## [Listed entries]
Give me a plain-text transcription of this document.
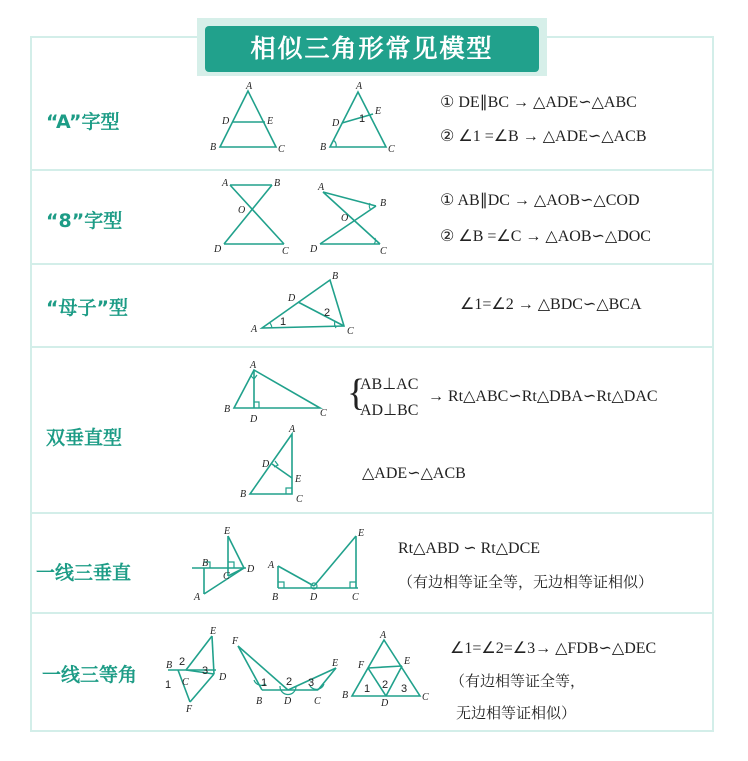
相似三角形常见模型
“A”字型
A
D	E
B	C
A
D
E
1
B	C
① DE∥BC → △ADE∽△ABC
② ∠1 =∠B → △ADE∽△ACB
“8”字型
A	B
O
D	C
A
B
O
D	C
① AB∥DC → △AOB∽△COD
② ∠B =∠C → △AOB∽△DOC
“母子”型
B
D
A	C
1
2	∠1=∠2 → △BDC∽△BCA
双垂直型
A
B
D
C
A
D
E
B	C
{
AB⊥AC
AD⊥BC
→ Rt△ABC∽Rt△DBA∽Rt△DAC
△ADE∽△ACB
一线三垂直
E
B
C
D
A
A
E
B	D	C
Rt△ABD ∽ Rt△DCE
（有边相等证全等，无边相等证相似）
一线三等角
E
B
C	D
F
2
3
1
F
E
B D C
1 2 3
A
F	E
B
D
C
1 2 3
∠1=∠2=∠3→ △FDB∽△DEC
（有边相等证全等，
无边相等证相似）
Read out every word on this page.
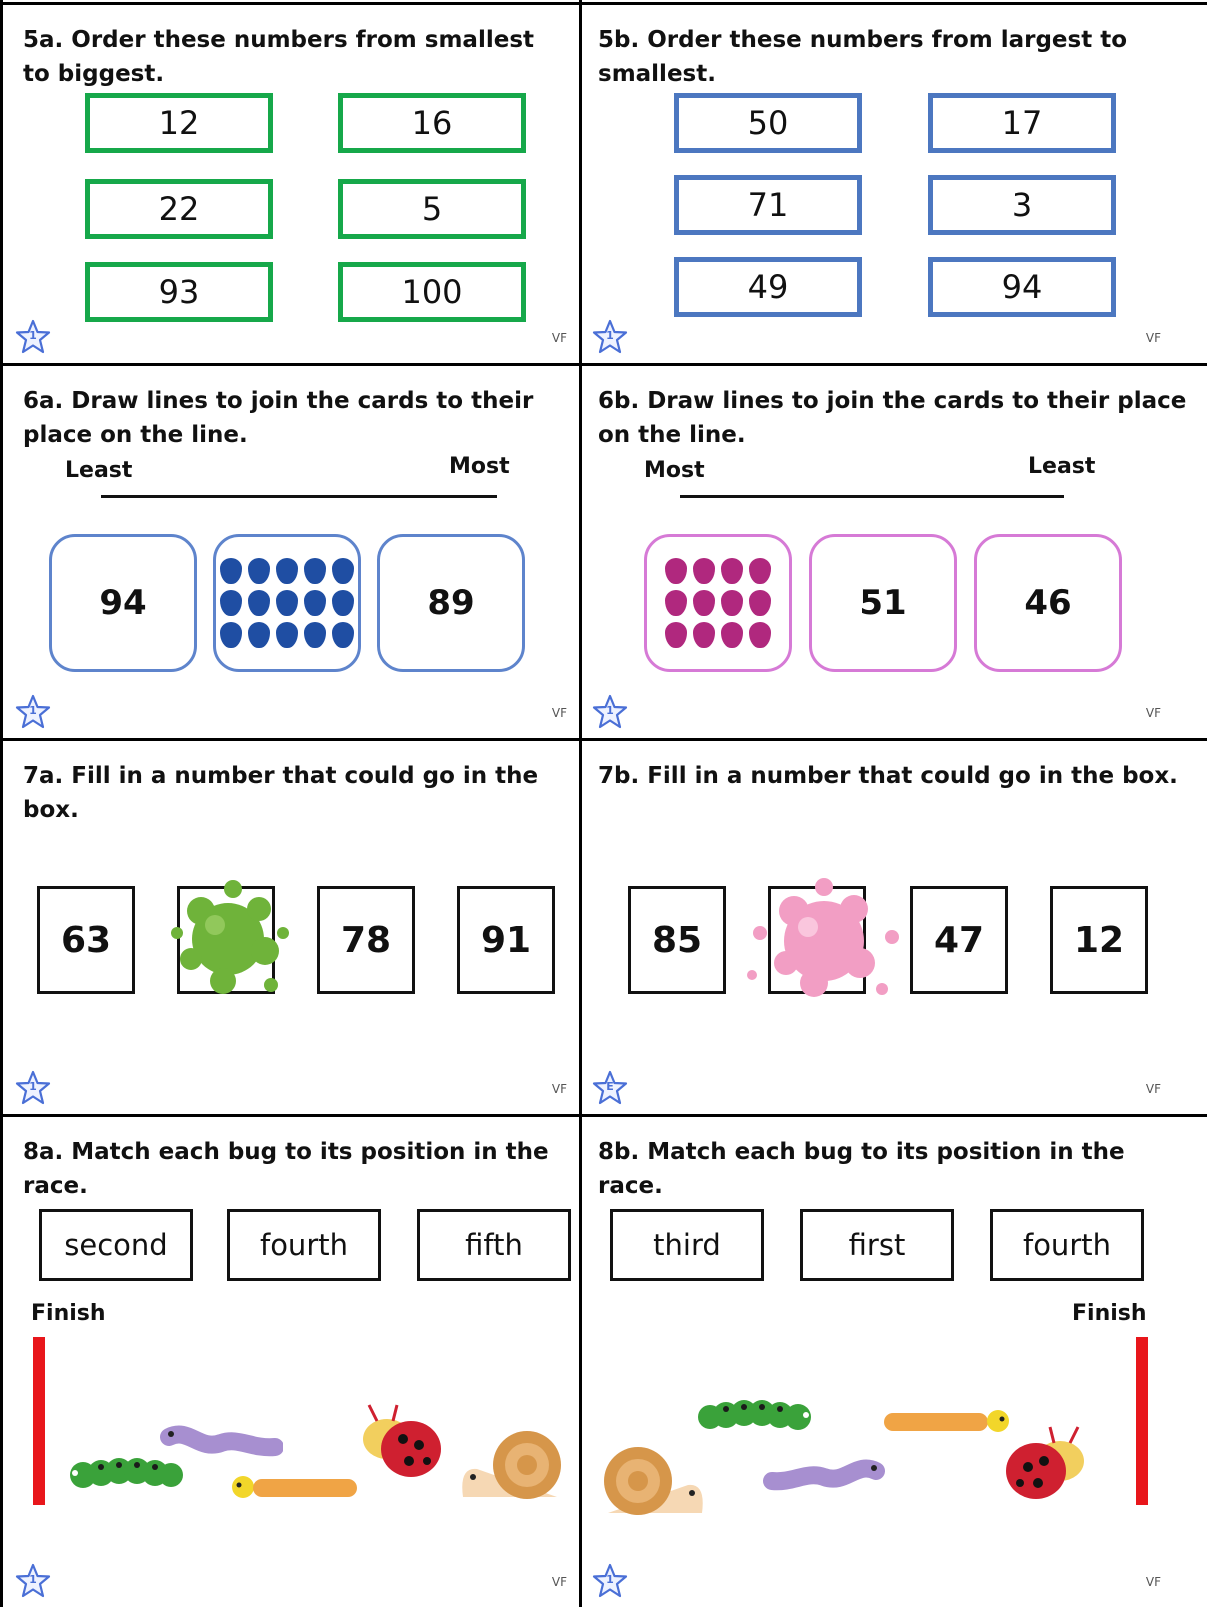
5a. Order these numbers from smallest to biggest.

12	16
22	5
93	100
1	VF

5b. Order these numbers from largest to smallest.

50	17
71	3
49	94
1	VF

6a. Draw lines to join the cards to their place on the line.

Least	Most
94	89
1	VF

6b. Draw lines to join the cards to their place on the line.

Most	Least
51	46
1	VF

7a. Fill in a number that could go in the box.

63	78	91
1	VF

7b. Fill in a number that could go in the box.

85	47	12
E	VF

8a. Match each bug to its position in the race.

second	fourth	fifth
Finish
1	VF

8b. Match each bug to its position in the race.

third	first	fourth
Finish
1	VF
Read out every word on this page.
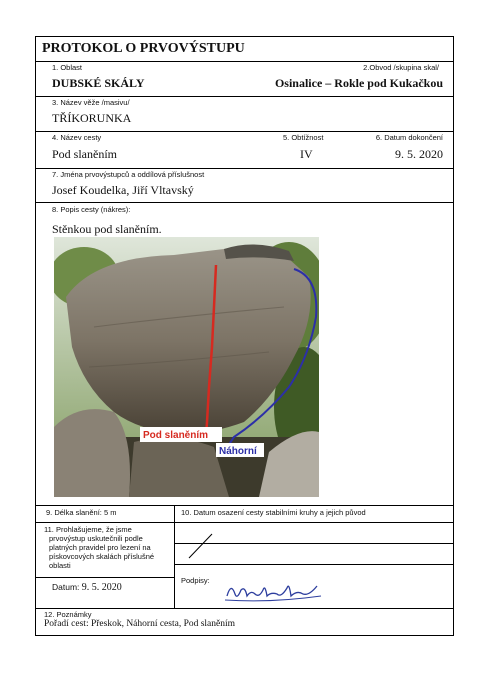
PROTOKOL O PRVOVÝSTUPU
1. Oblast
DUBSKÉ SKÁLY
2.Obvod /skupina skal/
Osinalice – Rokle pod Kukačkou
3. Název věže /masivu/
TŘÍKORUNKA
4. Název cesty
Pod slaněním
5. Obtížnost
IV
6. Datum dokončení
9. 5. 2020
7. Jména prvovýstupců a oddílová příslušnost
Josef Koudelka, Jiří Vltavský
8. Popis cesty (nákres):
Stěnkou pod slaněním.
Pod slaněním
Náhorní
9. Délka slanění: 5 m	10. Datum osazení cesty stabilními kruhy a jejich původ
11. Prohlašujeme, že jsme
prvovýstup uskutečnili podle
platných pravidel pro lezení na
pískovcových skalách příslušné
oblasti
Datum: 9. 5. 2020
Podpisy:
12. Poznámky
Pořadí cest: Přeskok, Náhorní cesta, Pod slaněním
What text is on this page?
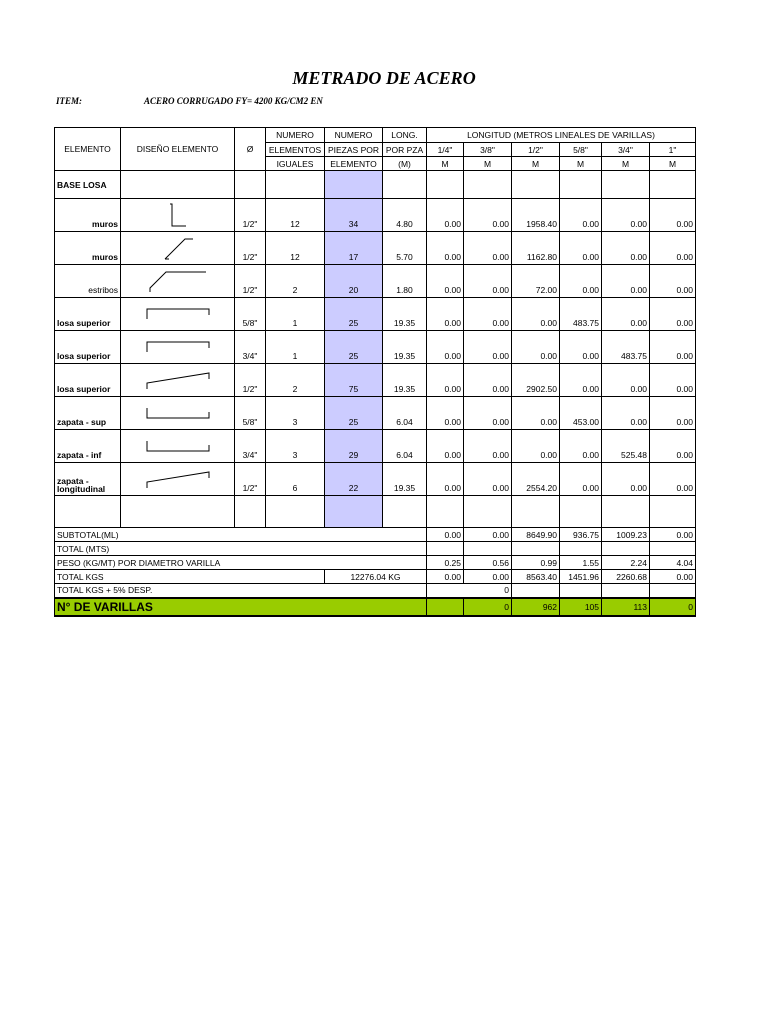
METRADO DE ACERO
ITEM:	ACERO CORRUGADO FY= 4200 KG/CM2 EN
ELEMENTO	DISEÑO ELEMENTO	Ø	NUMERO	NUMERO	LONG.	LONGITUD (METROS LINEALES DE VARILLAS)					
			ELEMENTOS	PIEZAS POR	POR PZA	1/4"	3/8"	1/2"	5/8"	3/4"	1"
			IGUALES	ELEMENTO	(M)	M	M	M	M	M	M
BASE LOSA											
muros		1/2"	12	34	4.80	0.00	0.00	1958.40	0.00	0.00	0.00
muros		1/2"	12	17	5.70	0.00	0.00	1162.80	0.00	0.00	0.00
estribos		1/2"	2	20	1.80	0.00	0.00	72.00	0.00	0.00	0.00
losa superior		5/8"	1	25	19.35	0.00	0.00	0.00	483.75	0.00	0.00
losa superior		3/4"	1	25	19.35	0.00	0.00	0.00	0.00	483.75	0.00
losa superior		1/2"	2	75	19.35	0.00	0.00	2902.50	0.00	0.00	0.00
zapata - sup		5/8"	3	25	6.04	0.00	0.00	0.00	453.00	0.00	0.00
zapata - inf		3/4"	3	29	6.04	0.00	0.00	0.00	0.00	525.48	0.00
zapata - longitudinal		1/2"	6	22	19.35	0.00	0.00	2554.20	0.00	0.00	0.00

SUBTOTAL(ML)						0.00	0.00	8649.90	936.75	1009.23	0.00
TOTAL (MTS)											
PESO (KG/MT) POR DIAMETRO VARILLA						0.25	0.56	0.99	1.55	2.24	4.04
TOTAL KGS				12276.04 KG		0.00	0.00	8563.40	1451.96	2260.68	0.00
TOTAL KGS + 5% DESP.						0					
N° DE VARILLAS							0	962	105	113	0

## [Goal]
State how many lines of the listing include "cards", and nothing more.

## [Written solution]
2